▶ **Objective**:
Rewrite the rows below with "Arrow Pendant Necklace" changed to "Arrow Pendant Charm" and everything else left as it is.

▶ **Records supplied**:
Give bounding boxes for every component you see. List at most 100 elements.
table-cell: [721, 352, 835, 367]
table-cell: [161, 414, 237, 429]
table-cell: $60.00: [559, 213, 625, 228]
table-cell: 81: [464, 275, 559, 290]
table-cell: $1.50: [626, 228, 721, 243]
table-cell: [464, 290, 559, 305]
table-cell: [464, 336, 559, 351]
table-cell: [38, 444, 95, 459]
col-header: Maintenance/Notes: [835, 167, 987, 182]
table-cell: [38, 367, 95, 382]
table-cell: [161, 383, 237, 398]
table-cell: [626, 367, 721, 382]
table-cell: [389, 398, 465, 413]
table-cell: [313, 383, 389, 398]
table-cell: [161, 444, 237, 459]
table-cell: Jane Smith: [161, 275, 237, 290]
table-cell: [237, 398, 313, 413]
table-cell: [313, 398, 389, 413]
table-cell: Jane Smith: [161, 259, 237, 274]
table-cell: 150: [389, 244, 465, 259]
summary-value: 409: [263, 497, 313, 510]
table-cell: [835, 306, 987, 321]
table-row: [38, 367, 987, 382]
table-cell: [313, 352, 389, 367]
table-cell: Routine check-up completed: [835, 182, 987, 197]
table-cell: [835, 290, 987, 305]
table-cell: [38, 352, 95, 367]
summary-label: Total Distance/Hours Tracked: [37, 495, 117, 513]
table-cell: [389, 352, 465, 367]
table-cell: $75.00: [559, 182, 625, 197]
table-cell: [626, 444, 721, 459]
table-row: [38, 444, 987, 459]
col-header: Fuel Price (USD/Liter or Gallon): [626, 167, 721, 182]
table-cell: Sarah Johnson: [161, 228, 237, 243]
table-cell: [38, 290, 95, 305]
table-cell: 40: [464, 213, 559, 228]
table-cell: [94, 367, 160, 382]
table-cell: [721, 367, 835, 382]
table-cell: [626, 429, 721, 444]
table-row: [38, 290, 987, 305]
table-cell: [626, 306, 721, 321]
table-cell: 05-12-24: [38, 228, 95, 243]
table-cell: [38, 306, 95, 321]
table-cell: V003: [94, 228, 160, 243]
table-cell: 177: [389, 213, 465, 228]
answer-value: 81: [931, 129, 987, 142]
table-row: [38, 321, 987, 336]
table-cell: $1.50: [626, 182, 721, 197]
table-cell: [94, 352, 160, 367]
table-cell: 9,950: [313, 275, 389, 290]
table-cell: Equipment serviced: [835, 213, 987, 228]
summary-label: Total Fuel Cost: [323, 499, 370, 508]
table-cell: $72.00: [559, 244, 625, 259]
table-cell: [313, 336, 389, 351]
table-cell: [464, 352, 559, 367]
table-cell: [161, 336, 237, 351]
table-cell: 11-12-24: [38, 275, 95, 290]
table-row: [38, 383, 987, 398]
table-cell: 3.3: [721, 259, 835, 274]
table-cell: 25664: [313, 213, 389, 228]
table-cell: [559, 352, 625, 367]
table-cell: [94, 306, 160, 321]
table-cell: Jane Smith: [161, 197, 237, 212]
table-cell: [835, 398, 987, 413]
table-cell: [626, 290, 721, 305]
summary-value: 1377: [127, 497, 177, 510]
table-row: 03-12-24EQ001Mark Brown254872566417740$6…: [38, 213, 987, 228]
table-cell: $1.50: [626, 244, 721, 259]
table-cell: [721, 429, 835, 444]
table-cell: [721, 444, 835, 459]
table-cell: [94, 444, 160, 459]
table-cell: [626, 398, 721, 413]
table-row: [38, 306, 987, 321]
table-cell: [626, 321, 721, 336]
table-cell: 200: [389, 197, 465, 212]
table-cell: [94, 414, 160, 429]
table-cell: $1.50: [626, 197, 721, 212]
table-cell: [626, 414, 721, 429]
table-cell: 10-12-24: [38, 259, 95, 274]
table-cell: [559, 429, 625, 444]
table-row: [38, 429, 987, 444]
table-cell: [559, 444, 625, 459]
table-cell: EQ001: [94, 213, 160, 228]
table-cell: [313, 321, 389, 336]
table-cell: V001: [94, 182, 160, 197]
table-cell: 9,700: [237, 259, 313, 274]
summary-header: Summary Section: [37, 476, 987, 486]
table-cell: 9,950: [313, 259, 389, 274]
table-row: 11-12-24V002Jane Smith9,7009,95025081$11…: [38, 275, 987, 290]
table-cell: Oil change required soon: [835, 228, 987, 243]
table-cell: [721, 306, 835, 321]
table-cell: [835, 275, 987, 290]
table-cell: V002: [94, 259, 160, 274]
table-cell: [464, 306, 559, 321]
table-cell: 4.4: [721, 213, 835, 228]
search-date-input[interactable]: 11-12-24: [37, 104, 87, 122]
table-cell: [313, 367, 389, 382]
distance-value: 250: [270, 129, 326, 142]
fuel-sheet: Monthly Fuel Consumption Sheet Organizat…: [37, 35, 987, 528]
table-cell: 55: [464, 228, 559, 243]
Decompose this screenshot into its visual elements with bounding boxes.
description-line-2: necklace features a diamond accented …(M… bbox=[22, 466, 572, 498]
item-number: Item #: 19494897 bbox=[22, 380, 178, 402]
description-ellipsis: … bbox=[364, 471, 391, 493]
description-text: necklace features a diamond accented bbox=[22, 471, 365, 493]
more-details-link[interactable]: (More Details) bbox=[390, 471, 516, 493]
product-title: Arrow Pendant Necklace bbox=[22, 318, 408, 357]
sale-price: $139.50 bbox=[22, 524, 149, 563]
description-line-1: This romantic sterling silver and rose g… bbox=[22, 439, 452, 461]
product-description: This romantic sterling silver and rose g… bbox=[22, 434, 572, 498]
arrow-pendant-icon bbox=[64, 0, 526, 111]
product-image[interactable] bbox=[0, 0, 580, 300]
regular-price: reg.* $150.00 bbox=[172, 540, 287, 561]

▶ **Exercise response**:
Give bounding boxes for every component you see. List at most 100 elements.
table-cell: [721, 352, 835, 367]
table-cell: [161, 414, 237, 429]
table-cell: $60.00: [559, 213, 625, 228]
table-cell: 81: [464, 275, 559, 290]
table-cell: $1.50: [626, 228, 721, 243]
table-cell: [464, 290, 559, 305]
table-cell: [464, 336, 559, 351]
table-cell: [38, 444, 95, 459]
col-header: Maintenance/Notes: [835, 167, 987, 182]
table-cell: [38, 367, 95, 382]
table-cell: [161, 383, 237, 398]
table-cell: [626, 367, 721, 382]
table-cell: [389, 398, 465, 413]
table-cell: [313, 383, 389, 398]
table-cell: [161, 444, 237, 459]
table-cell: Jane Smith: [161, 275, 237, 290]
table-cell: [237, 398, 313, 413]
table-cell: [313, 398, 389, 413]
table-cell: Jane Smith: [161, 259, 237, 274]
table-cell: 150: [389, 244, 465, 259]
summary-value: 409: [263, 497, 313, 510]
table-cell: [835, 306, 987, 321]
table-row: [38, 367, 987, 382]
table-cell: [313, 352, 389, 367]
table-cell: Routine check-up completed: [835, 182, 987, 197]
table-cell: [835, 290, 987, 305]
table-cell: [38, 352, 95, 367]
summary-label: Total Distance/Hours Tracked: [37, 495, 117, 513]
table-cell: [389, 352, 465, 367]
table-cell: $75.00: [559, 182, 625, 197]
table-cell: [626, 444, 721, 459]
table-row: [38, 444, 987, 459]
col-header: Fuel Price (USD/Liter or Gallon): [626, 167, 721, 182]
table-cell: Sarah Johnson: [161, 228, 237, 243]
table-cell: [38, 290, 95, 305]
table-cell: 40: [464, 213, 559, 228]
table-cell: [94, 367, 160, 382]
table-cell: [721, 367, 835, 382]
table-cell: [626, 429, 721, 444]
table-row: [38, 290, 987, 305]
table-cell: [626, 306, 721, 321]
table-cell: 05-12-24: [38, 228, 95, 243]
table-cell: [38, 306, 95, 321]
table-cell: V003: [94, 228, 160, 243]
table-cell: 177: [389, 213, 465, 228]
answer-value: 81: [931, 129, 987, 142]
table-row: [38, 321, 987, 336]
table-cell: $1.50: [626, 182, 721, 197]
table-cell: [94, 352, 160, 367]
table-cell: 9,950: [313, 275, 389, 290]
table-cell: Equipment serviced: [835, 213, 987, 228]
summary-label: Total Fuel Cost: [323, 499, 370, 508]
table-cell: $72.00: [559, 244, 625, 259]
table-cell: [313, 336, 389, 351]
table-cell: [464, 352, 559, 367]
table-cell: [161, 336, 237, 351]
table-cell: 11-12-24: [38, 275, 95, 290]
table-row: [38, 383, 987, 398]
table-cell: 3.3: [721, 259, 835, 274]
table-cell: 25664: [313, 213, 389, 228]
table-cell: [559, 352, 625, 367]
table-cell: [94, 306, 160, 321]
table-cell: Jane Smith: [161, 197, 237, 212]
table-cell: [835, 398, 987, 413]
table-cell: [626, 290, 721, 305]
summary-value: 1377: [127, 497, 177, 510]
table-row: 03-12-24EQ001Mark Brown254872566417740$6…: [38, 213, 987, 228]
table-cell: $1.50: [626, 244, 721, 259]
table-cell: [721, 429, 835, 444]
table-cell: [721, 444, 835, 459]
table-cell: [94, 444, 160, 459]
table-cell: [626, 398, 721, 413]
table-row: [38, 306, 987, 321]
table-cell: [626, 321, 721, 336]
table-cell: 200: [389, 197, 465, 212]
table-cell: [94, 414, 160, 429]
table-cell: $1.50: [626, 197, 721, 212]
table-cell: [626, 414, 721, 429]
table-cell: 10-12-24: [38, 259, 95, 274]
table-cell: [559, 429, 625, 444]
table-row: [38, 429, 987, 444]
table-cell: [559, 444, 625, 459]
table-cell: EQ001: [94, 213, 160, 228]
table-cell: [313, 321, 389, 336]
table-cell: V001: [94, 182, 160, 197]
table-cell: 9,700: [237, 259, 313, 274]
summary-header: Summary Section: [37, 476, 987, 486]
table-cell: 9,950: [313, 259, 389, 274]
table-row: 11-12-24V002Jane Smith9,7009,95025081$11…: [38, 275, 987, 290]
table-cell: Oil change required soon: [835, 228, 987, 243]
table-cell: [721, 306, 835, 321]
table-cell: [835, 275, 987, 290]
table-cell: V002: [94, 259, 160, 274]
table-cell: [464, 306, 559, 321]
table-cell: 4.4: [721, 213, 835, 228]
search-date-input[interactable]: 11-12-24: [37, 104, 87, 122]
table-cell: [313, 367, 389, 382]
distance-value: 250: [270, 129, 326, 142]
fuel-sheet: Monthly Fuel Consumption Sheet Organizat…: [37, 35, 987, 528]
table-cell: 55: [464, 228, 559, 243]
Decompose this screenshot into its visual elements with bounding boxes.
description-line-2: necklace features a diamond accented …(M… bbox=[22, 466, 572, 498]
item-number: Item #: 19494897 bbox=[22, 380, 178, 402]
description-ellipsis: … bbox=[364, 471, 391, 493]
description-text: necklace features a diamond accented bbox=[22, 471, 365, 493]
more-details-link[interactable]: (More Details) bbox=[390, 471, 516, 493]
product-title: Arrow Pendant Charm bbox=[22, 318, 408, 357]
sale-price: $139.50 bbox=[22, 524, 149, 563]
description-line-1: This romantic sterling silver and rose g… bbox=[22, 439, 452, 461]
product-description: This romantic sterling silver and rose g… bbox=[22, 434, 572, 498]
arrow-pendant-icon bbox=[64, 0, 526, 111]
product-image[interactable] bbox=[0, 0, 580, 300]
regular-price: reg.* $150.00 bbox=[172, 540, 287, 561]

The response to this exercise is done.